THE EXERCISE
Copy the records from the very first line through the line with "y-tick-label: 3,100 — [894, 380, 916, 388]", both included. Replace every "y-tick-label" with "y-axis-label" and leave everything else unchanged.

start DATA FOR THIS EXERCISE

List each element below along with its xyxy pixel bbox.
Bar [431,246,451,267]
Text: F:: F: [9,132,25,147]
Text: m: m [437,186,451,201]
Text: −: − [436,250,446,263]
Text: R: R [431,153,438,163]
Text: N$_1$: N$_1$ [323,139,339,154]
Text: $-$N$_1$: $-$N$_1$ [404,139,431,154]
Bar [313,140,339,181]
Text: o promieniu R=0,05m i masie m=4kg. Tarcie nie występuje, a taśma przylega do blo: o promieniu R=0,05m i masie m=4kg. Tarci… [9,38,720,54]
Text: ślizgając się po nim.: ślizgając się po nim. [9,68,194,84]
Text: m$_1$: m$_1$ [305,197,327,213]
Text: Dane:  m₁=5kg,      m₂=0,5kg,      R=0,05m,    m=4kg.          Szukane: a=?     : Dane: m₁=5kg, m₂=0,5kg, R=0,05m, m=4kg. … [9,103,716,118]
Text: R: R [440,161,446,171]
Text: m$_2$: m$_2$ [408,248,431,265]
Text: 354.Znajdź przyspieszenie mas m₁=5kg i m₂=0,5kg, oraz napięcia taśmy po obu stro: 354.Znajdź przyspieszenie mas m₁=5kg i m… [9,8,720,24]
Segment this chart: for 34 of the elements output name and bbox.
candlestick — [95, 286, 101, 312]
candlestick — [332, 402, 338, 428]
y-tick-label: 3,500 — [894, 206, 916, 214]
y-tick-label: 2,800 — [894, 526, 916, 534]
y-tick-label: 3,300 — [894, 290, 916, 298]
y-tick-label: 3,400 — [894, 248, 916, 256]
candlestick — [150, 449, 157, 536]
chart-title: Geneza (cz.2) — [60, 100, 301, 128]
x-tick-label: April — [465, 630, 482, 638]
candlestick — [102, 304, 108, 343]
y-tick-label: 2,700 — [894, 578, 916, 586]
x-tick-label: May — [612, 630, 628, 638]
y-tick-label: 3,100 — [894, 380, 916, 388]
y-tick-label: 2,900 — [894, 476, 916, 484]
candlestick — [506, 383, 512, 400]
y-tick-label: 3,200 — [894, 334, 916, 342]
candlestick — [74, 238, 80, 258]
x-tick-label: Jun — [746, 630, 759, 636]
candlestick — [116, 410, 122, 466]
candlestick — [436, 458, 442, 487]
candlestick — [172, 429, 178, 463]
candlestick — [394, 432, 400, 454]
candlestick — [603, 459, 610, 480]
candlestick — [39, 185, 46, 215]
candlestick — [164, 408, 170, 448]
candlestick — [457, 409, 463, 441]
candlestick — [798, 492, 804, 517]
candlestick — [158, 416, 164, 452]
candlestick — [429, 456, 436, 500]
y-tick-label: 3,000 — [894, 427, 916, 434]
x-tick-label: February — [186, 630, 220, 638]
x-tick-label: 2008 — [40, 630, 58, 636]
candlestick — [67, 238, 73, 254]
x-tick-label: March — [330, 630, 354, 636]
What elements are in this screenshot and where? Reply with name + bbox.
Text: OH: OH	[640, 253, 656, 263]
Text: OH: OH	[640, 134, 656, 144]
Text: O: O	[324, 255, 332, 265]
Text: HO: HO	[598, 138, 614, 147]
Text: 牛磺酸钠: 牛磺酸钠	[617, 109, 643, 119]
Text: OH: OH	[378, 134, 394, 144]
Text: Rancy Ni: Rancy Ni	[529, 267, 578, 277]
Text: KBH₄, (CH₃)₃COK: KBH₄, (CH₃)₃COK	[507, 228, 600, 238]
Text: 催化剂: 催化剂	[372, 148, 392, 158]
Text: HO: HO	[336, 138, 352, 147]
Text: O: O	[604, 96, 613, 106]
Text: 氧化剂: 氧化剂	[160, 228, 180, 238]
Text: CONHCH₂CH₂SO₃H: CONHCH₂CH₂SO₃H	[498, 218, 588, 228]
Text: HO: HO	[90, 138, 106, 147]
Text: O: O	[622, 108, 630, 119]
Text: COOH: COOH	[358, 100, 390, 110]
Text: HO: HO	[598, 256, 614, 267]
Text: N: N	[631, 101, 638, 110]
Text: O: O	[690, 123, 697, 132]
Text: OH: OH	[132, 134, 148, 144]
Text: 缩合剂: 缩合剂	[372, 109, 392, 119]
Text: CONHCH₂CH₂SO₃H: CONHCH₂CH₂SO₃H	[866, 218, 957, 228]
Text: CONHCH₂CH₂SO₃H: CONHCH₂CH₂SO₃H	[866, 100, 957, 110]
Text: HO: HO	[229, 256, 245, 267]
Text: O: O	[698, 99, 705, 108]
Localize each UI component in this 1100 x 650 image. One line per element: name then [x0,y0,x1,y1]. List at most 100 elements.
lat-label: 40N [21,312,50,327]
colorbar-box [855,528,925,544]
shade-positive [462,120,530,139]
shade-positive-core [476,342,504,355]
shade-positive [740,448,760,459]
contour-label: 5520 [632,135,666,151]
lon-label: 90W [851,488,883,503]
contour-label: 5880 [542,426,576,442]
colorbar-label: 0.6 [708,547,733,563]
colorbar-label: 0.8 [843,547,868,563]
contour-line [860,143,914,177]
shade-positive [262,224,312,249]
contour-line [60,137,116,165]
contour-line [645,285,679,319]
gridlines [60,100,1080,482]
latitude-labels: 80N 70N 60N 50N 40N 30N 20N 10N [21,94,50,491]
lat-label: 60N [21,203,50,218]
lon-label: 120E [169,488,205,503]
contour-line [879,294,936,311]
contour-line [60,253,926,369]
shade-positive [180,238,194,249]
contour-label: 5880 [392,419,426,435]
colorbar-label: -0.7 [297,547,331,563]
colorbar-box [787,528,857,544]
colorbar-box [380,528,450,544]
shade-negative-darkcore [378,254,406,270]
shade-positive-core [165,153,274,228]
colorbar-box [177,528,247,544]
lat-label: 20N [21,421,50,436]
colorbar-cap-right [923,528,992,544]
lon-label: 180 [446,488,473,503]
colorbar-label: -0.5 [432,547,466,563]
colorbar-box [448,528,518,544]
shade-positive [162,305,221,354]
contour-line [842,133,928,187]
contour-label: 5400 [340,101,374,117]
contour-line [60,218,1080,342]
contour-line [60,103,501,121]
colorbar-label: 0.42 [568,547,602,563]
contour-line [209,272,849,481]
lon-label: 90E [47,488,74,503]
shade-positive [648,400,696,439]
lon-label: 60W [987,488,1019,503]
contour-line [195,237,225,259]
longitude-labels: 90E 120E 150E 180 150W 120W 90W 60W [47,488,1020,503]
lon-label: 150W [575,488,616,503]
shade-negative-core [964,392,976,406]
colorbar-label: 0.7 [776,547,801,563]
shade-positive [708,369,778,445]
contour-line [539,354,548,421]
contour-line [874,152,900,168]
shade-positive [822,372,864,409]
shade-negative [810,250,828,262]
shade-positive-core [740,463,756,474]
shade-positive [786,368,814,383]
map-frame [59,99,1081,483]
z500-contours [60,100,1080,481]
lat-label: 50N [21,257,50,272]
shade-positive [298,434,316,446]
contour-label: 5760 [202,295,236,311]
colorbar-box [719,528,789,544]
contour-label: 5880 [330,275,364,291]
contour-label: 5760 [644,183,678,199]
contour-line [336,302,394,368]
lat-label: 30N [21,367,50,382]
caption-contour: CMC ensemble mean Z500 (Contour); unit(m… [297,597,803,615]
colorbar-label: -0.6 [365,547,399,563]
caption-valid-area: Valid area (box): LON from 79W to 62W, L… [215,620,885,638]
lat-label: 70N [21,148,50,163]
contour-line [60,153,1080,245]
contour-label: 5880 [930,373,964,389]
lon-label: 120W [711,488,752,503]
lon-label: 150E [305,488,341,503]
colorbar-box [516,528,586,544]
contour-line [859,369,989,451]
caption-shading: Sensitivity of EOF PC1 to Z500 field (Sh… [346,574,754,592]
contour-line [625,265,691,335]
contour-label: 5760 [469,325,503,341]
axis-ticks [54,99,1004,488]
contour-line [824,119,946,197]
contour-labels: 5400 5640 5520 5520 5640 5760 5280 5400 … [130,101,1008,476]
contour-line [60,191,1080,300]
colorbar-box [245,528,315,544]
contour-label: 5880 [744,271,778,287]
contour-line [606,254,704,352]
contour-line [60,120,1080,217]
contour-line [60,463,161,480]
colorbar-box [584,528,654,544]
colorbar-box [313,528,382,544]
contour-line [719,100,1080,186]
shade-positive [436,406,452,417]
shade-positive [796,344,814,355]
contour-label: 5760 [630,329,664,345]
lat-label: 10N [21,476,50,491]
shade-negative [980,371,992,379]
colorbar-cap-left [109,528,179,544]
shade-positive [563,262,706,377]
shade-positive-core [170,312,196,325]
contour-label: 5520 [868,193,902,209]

end DATA FOR THIS EXERCISE

SOLVED EXERCISE
List each element below along with its xyxy pixel bbox.
Bar [431,246,451,267]
Text: F:: F: [9,132,25,147]
Text: m: m [437,186,451,201]
Text: −: − [436,250,446,263]
Text: R: R [431,153,438,163]
Text: N$_1$: N$_1$ [323,139,339,154]
Text: $-$N$_1$: $-$N$_1$ [404,139,431,154]
Bar [313,140,339,181]
Text: o promieniu R=0,05m i masie m=4kg. Tarcie nie występuje, a taśma przylega do blo: o promieniu R=0,05m i masie m=4kg. Tarci… [9,38,720,54]
Text: ślizgając się po nim.: ślizgając się po nim. [9,68,194,84]
Text: m$_1$: m$_1$ [305,197,327,213]
Text: Dane:  m₁=5kg,      m₂=0,5kg,      R=0,05m,    m=4kg.          Szukane: a=?     : Dane: m₁=5kg, m₂=0,5kg, R=0,05m, m=4kg. … [9,103,716,118]
Text: R: R [440,161,446,171]
Text: m$_2$: m$_2$ [408,248,431,265]
Text: 354.Znajdź przyspieszenie mas m₁=5kg i m₂=0,5kg, oraz napięcia taśmy po obu stro: 354.Znajdź przyspieszenie mas m₁=5kg i m… [9,8,720,24]
Segment this chart: for 34 of the elements output name and bbox.
candlestick — [95, 286, 101, 312]
candlestick — [332, 402, 338, 428]
y-axis-label: 3,500 — [894, 206, 916, 214]
y-axis-label: 2,800 — [894, 526, 916, 534]
y-axis-label: 3,300 — [894, 290, 916, 298]
y-axis-label: 3,400 — [894, 248, 916, 256]
candlestick — [150, 449, 157, 536]
chart-title: Geneza (cz.2) — [60, 100, 301, 128]
x-tick-label: April — [465, 630, 482, 638]
candlestick — [102, 304, 108, 343]
y-axis-label: 2,700 — [894, 578, 916, 586]
x-tick-label: May — [612, 630, 628, 638]
y-axis-label: 3,100 — [894, 380, 916, 388]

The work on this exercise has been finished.